:: Your instructions ::
Look through the listing for the word "Swan". Copy each line that has it.

###

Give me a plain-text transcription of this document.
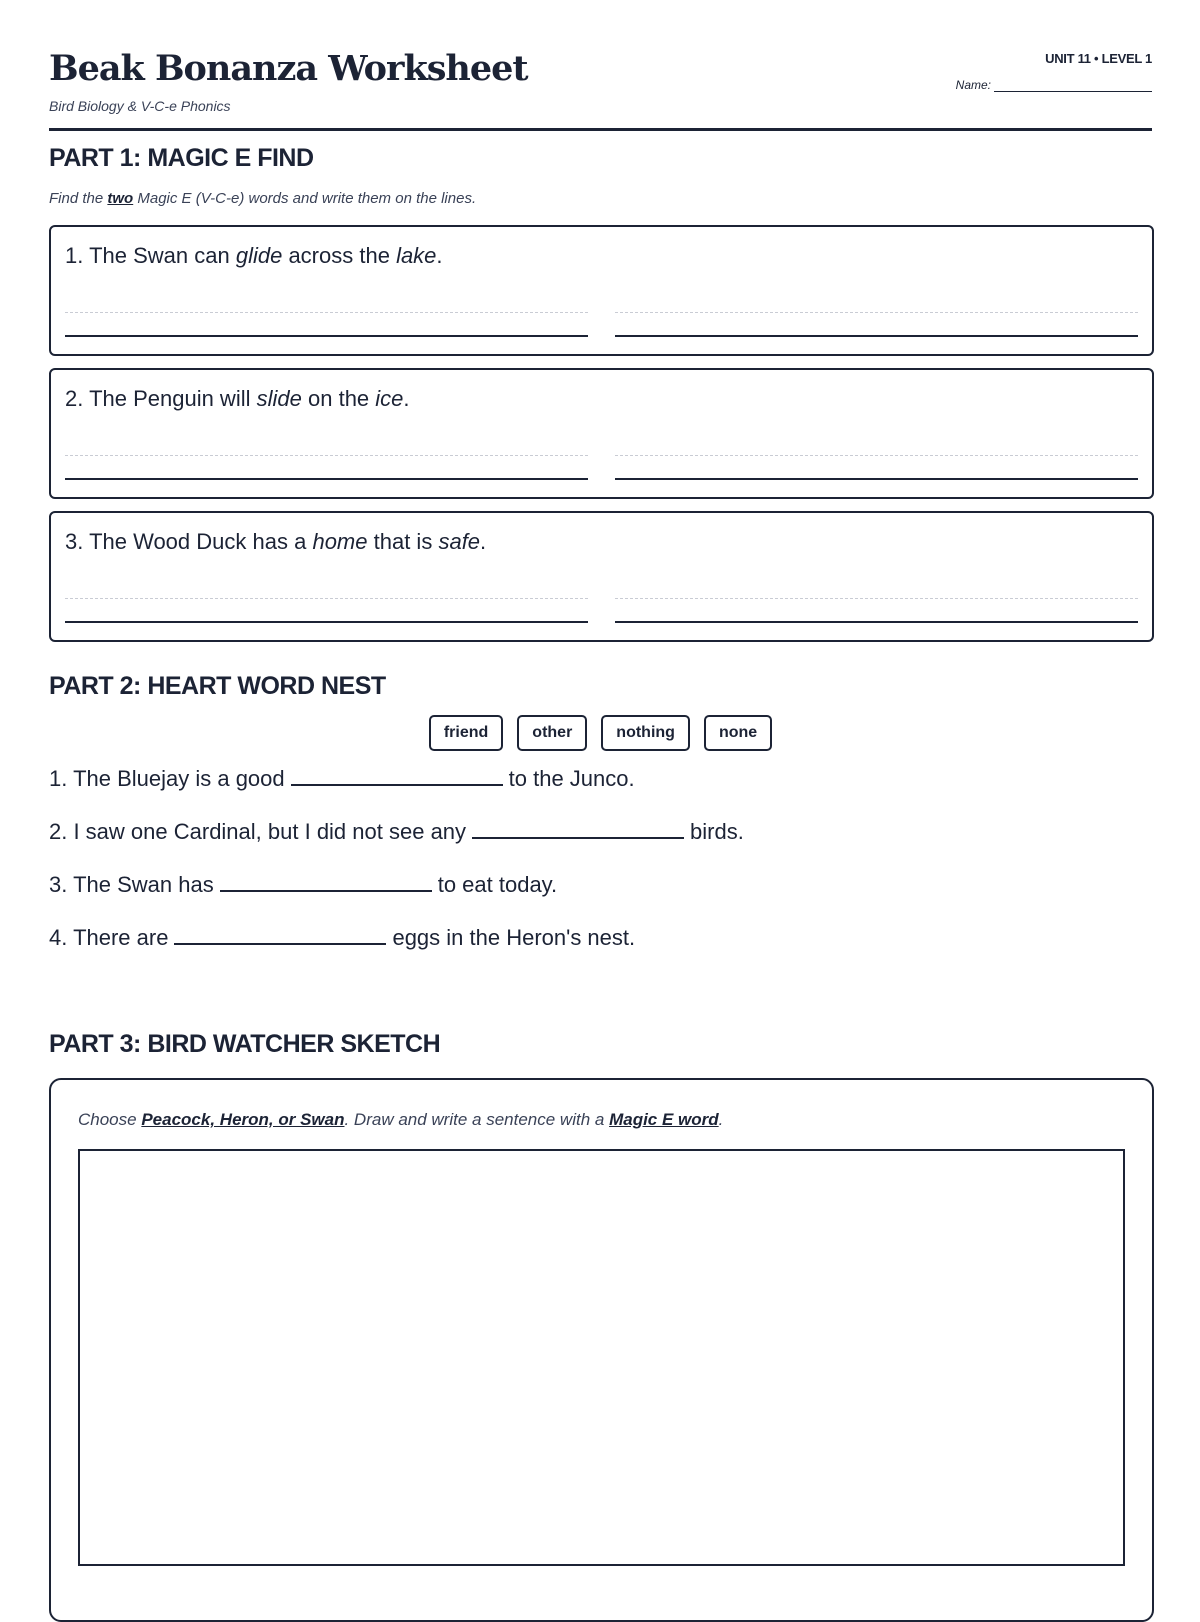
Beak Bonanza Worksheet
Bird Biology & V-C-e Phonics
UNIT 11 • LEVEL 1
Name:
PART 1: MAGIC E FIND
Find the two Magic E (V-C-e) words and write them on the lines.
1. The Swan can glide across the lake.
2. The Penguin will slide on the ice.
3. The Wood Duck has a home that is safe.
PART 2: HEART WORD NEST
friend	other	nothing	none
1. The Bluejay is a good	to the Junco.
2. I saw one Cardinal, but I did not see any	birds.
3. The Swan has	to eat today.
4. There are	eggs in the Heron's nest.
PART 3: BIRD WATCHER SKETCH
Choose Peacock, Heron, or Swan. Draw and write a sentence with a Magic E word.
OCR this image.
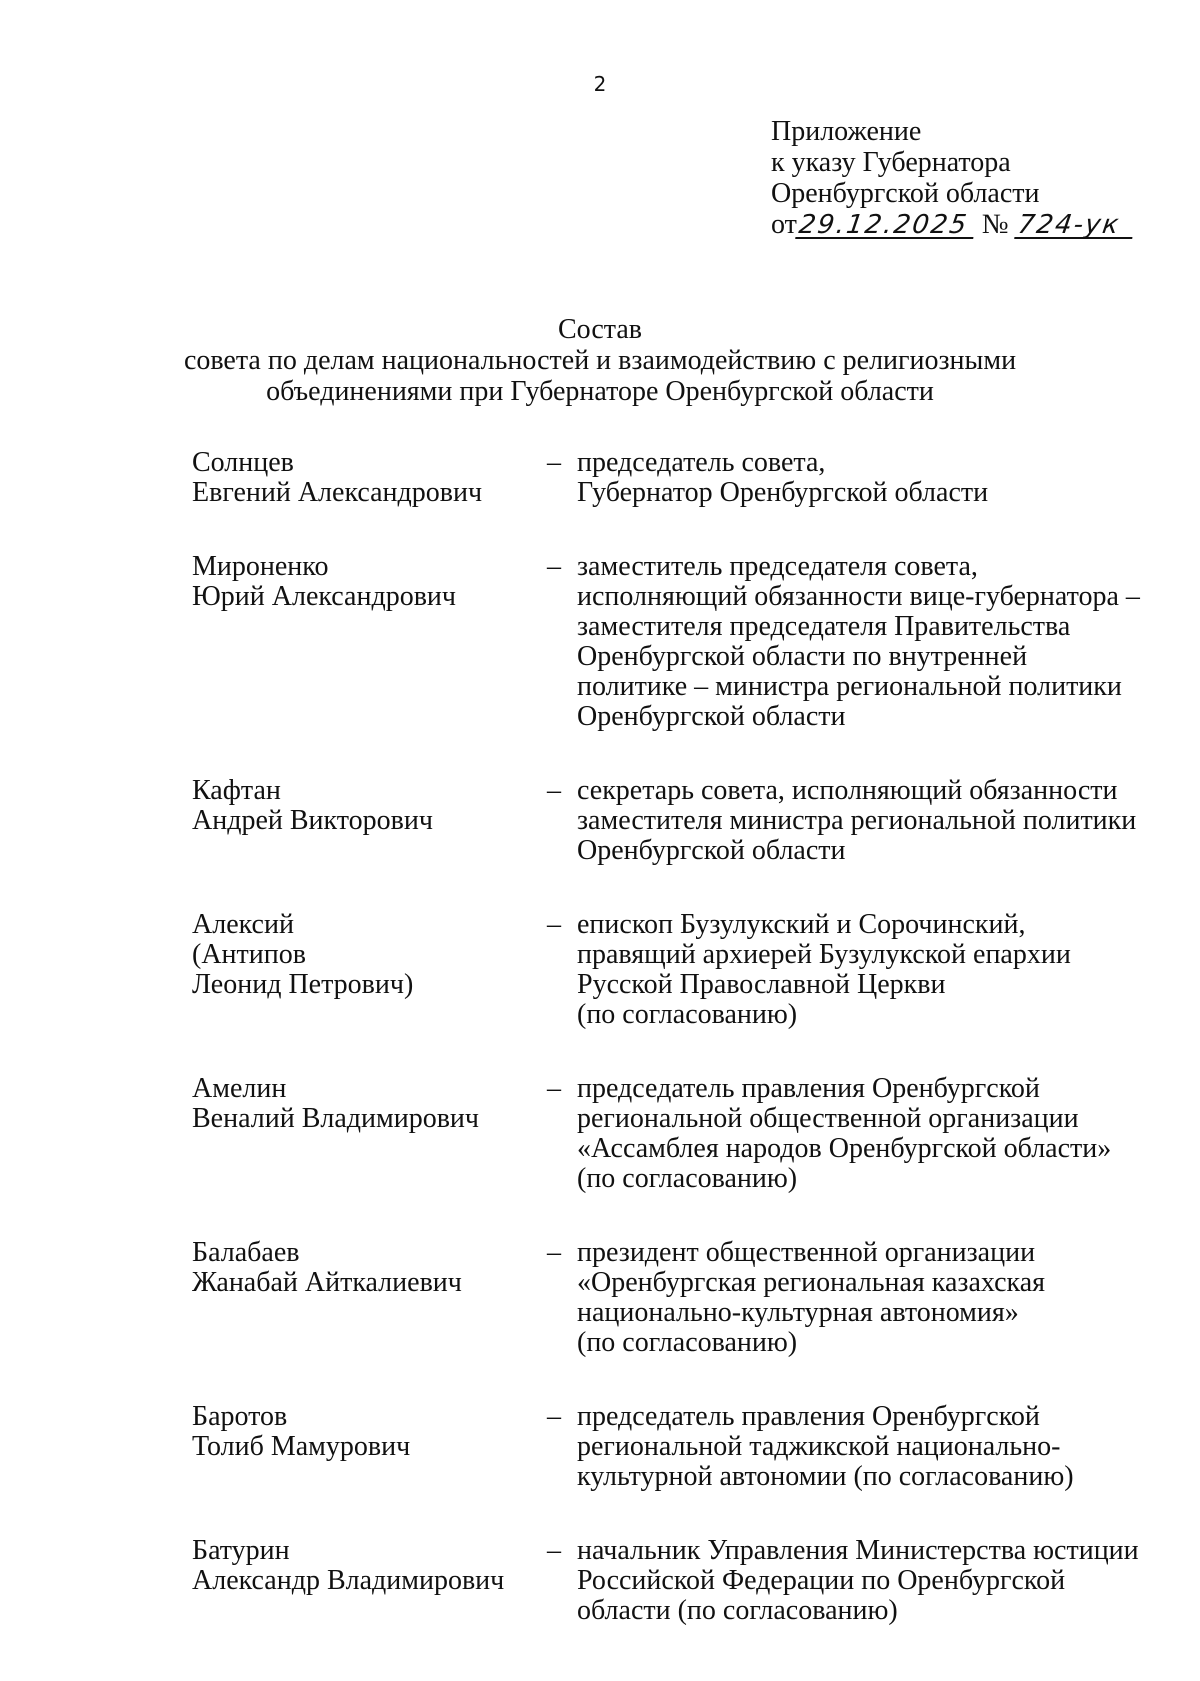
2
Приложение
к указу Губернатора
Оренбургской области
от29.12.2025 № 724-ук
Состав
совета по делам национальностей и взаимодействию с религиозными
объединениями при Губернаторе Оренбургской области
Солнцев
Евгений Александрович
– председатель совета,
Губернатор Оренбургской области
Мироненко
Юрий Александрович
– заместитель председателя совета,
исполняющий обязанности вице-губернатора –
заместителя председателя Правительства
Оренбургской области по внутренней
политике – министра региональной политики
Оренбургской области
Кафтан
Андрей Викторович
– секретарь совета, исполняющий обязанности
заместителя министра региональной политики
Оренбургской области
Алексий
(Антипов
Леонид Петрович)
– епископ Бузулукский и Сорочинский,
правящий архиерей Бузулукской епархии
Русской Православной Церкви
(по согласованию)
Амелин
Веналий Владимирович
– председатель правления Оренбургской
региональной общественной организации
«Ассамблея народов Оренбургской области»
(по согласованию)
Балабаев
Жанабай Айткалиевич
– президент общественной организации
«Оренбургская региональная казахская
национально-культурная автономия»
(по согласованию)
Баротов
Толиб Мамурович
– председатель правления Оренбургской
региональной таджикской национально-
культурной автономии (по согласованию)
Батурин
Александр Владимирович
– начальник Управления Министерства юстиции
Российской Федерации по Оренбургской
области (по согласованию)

###

:: Written answer ::
1. The Swan can glide across the lake.
3. The Swan has	to eat today.
Choose Peacock, Heron, or Swan. Draw and write a sentence with a Magic E word.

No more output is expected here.